- _Given problem_: Write out each line of the listing as it stands, without the images.

(Records from a data collection)
______________________________

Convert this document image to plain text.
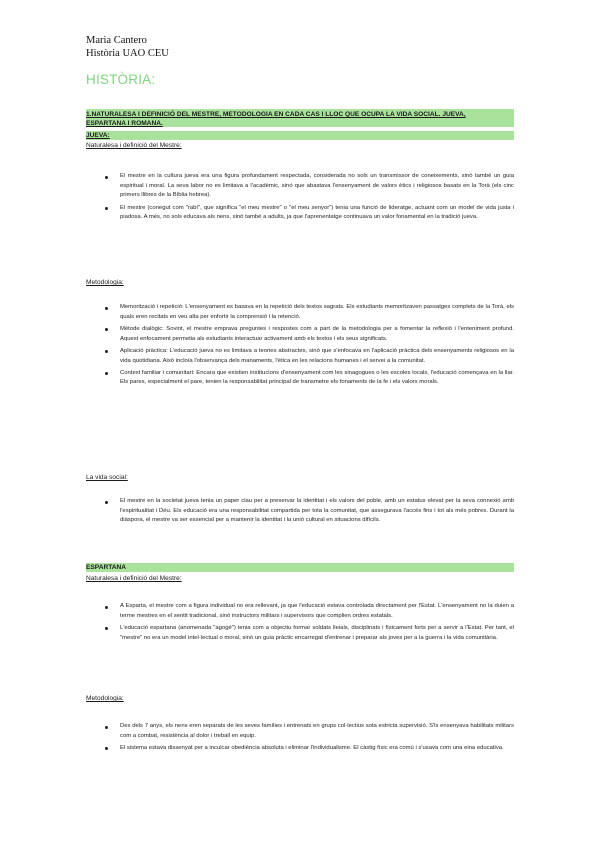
Maria Cantero
Història UAO CEU
HISTÒRIA:
1.NATURALESA I DEFINICIÓ DEL MESTRE, METODOLOGIA EN CADA CAS I LLOC QUE OCUPA LA VIDA SOCIAL. JUEVA,
ESPARTANA I ROMANA.
JUEVA:
Naturalesa i definició del Mestre:
El mestre en la cultura jueva era una figura profundament respectada, considerada no sols un transmissor de coneixements, sinó també un guia espiritual i moral. La seva labor no es limitava a l'acadèmic, sinó que abastava l'ensenyament de valors ètics i religiosos basats en la Torà (els cinc primers llibres de la Bíblia hebrea).
El mestre (conegut com "rabí", que significa "el meu mestre" o "el meu senyor") tenia una funció de lideratge, actuant com un model de vida justa i piadosa. A més, no sols educava als nens, sinó també a adults, ja que l'aprenentatge continuava un valor fonamental en la tradició jueva.
Metodologia:
Memorització i repetició: L'ensenyament es basava en la repetició dels textos sagrats. Els estudiants memoritzaven passatges complets de la Torà, els quals eren recitats en veu alta per enfortir la comprensió i la retenció.
Mètode dialògic: Sovint, el mestre emprava preguntes i respostes com a part de la metodologia per a fomentar la reflexió i l'enteniment profund. Aquest enfocament permetia als estudiants interactuar activament amb els textos i els seus significats.
Aplicació pràctica: L'educació jueva no es limitava a teories abstractes, sinó que s'enfocava en l'aplicació pràctica dels ensenyaments religiosos en la vida quotidiana. Això incloïa l'observança dels manaments, l'ètica en les relacions humanes i el servei a la comunitat.
Context familiar i comunitari: Encara que existien institucions d'ensenyament com les sinagogues o les escoles locals, l'educació començava en la llar. Els pares, especialment el pare, tenien la responsabilitat principal de transmetre els fonaments de la fe i els valors morals.
La vida social:
El mestre en la societat jueva tenia un paper clau per a preservar la identitat i els valors del poble, amb un estatus elevat per la seva connexió amb l'espiritualitat i Déu. Els educació era una responsabilitat compartida per tota la comunitat, que assegurava l'accés fins i tot als més pobres. Durant la diàspora, el mestre va ser essencial per a mantenir la identitat i la unió cultural en situacions difícils.
ESPARTANA
Naturalesa i definició del Mestre:
A Esparta, el mestre com a figura individual no era rellevant, ja que l'educació estava controlada directament per l'Estat. L'ensenyament no la duien a terme mestres en el sentit tradicional, sinó instructors militars i supervisors que complien ordres estatals.
L'educació espartana (anomenada "agogé") tenia com a objectiu formar soldats lleials, disciplinats i físicament forts per a servir a l'Estat. Per tant, el "mestre" no era un model intel·lectual o moral, sinó un guia pràctic encarregat d'entrenar i preparar als joves per a la guerra i la vida comunitària.
Metodologia:
Des dels 7 anys, els nens eren separats de les seves famílies i entrenats en grups col·lectius sota estricta supervisió. S'ls ensenyava habilitats militars com a combat, resistència al dolor i treball en equip.
El sistema estava dissenyat per a inculcar obediència absoluta i eliminar l'individualisme. El càstig físic era comú i s'usava com una eina educativa.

______________________________

- _Final result_:
Convert this document image to plain text.
Maria Cantero
Història UAO CEU
HISTÒRIA:
1.NATURALESA I DEFINICIÓ DEL MESTRE, METODOLOGIA EN CADA CAS I LLOC QUE OCUPA LA VIDA SOCIAL. JUEVA,
ESPARTANA I ROMANA.
JUEVA:
Naturalesa i definició del Mestre:
El mestre en la cultura jueva era una figura profundament respectada, considerada no sols un transmissor de coneixements, sinó també un guia espiritual i moral. La seva labor no es limitava a l'acadèmic, sinó que abastava l'ensenyament de valors ètics i religiosos basats en la Torà (els cinc primers llibres de la Bíblia hebrea).
El mestre (conegut com "rabí", que significa "el meu mestre" o "el meu senyor") tenia una funció de lideratge, actuant com un model de vida justa i piadosa. A més, no sols educava als nens, sinó també a adults, ja que l'aprenentatge continuava un valor fonamental en la tradició jueva.
Metodologia:
Memorització i repetició: L'ensenyament es basava en la repetició dels textos sagrats. Els estudiants memoritzaven passatges complets de la Torà, els quals eren recitats en veu alta per enfortir la comprensió i la retenció.
Mètode dialògic: Sovint, el mestre emprava preguntes i respostes com a part de la metodologia per a fomentar la reflexió i l'enteniment profund. Aquest enfocament permetia als estudiants interactuar activament amb els textos i els seus significats.
Aplicació pràctica: L'educació jueva no es limitava a teories abstractes, sinó que s'enfocava en l'aplicació pràctica dels ensenyaments religiosos en la vida quotidiana. Això incloïa l'observança dels manaments, l'ètica en les relacions humanes i el servei a la comunitat.
Context familiar i comunitari: Encara que existien institucions d'ensenyament com les sinagogues o les escoles locals, l'educació començava en la llar. Els pares, especialment el pare, tenien la responsabilitat principal de transmetre els fonaments de la fe i els valors morals.
La vida social:
El mestre en la societat jueva tenia un paper clau per a preservar la identitat i els valors del poble, amb un estatus elevat per la seva connexió amb l'espiritualitat i Déu. Els educació era una responsabilitat compartida per tota la comunitat, que assegurava l'accés fins i tot als més pobres. Durant la diàspora, el mestre va ser essencial per a mantenir la identitat i la unió cultural en situacions difícils.
ESPARTANA
Naturalesa i definició del Mestre:
A Esparta, el mestre com a figura individual no era rellevant, ja que l'educació estava controlada directament per l'Estat. L'ensenyament no la duien a terme mestres en el sentit tradicional, sinó instructors militars i supervisors que complien ordres estatals.
L'educació espartana (anomenada "agogé") tenia com a objectiu formar soldats lleials, disciplinats i físicament forts per a servir a l'Estat. Per tant, el "mestre" no era un model intel·lectual o moral, sinó un guia pràctic encarregat d'entrenar i preparar als joves per a la guerra i la vida comunitària.
Metodologia:
Des dels 7 anys, els nens eren separats de les seves famílies i entrenats en grups col·lectius sota estricta supervisió. S'ls ensenyava habilitats militars com a combat, resistència al dolor i treball en equip.
El sistema estava dissenyat per a inculcar obediència absoluta i eliminar l'individualisme. El càstig físic era comú i s'usava com una eina educativa.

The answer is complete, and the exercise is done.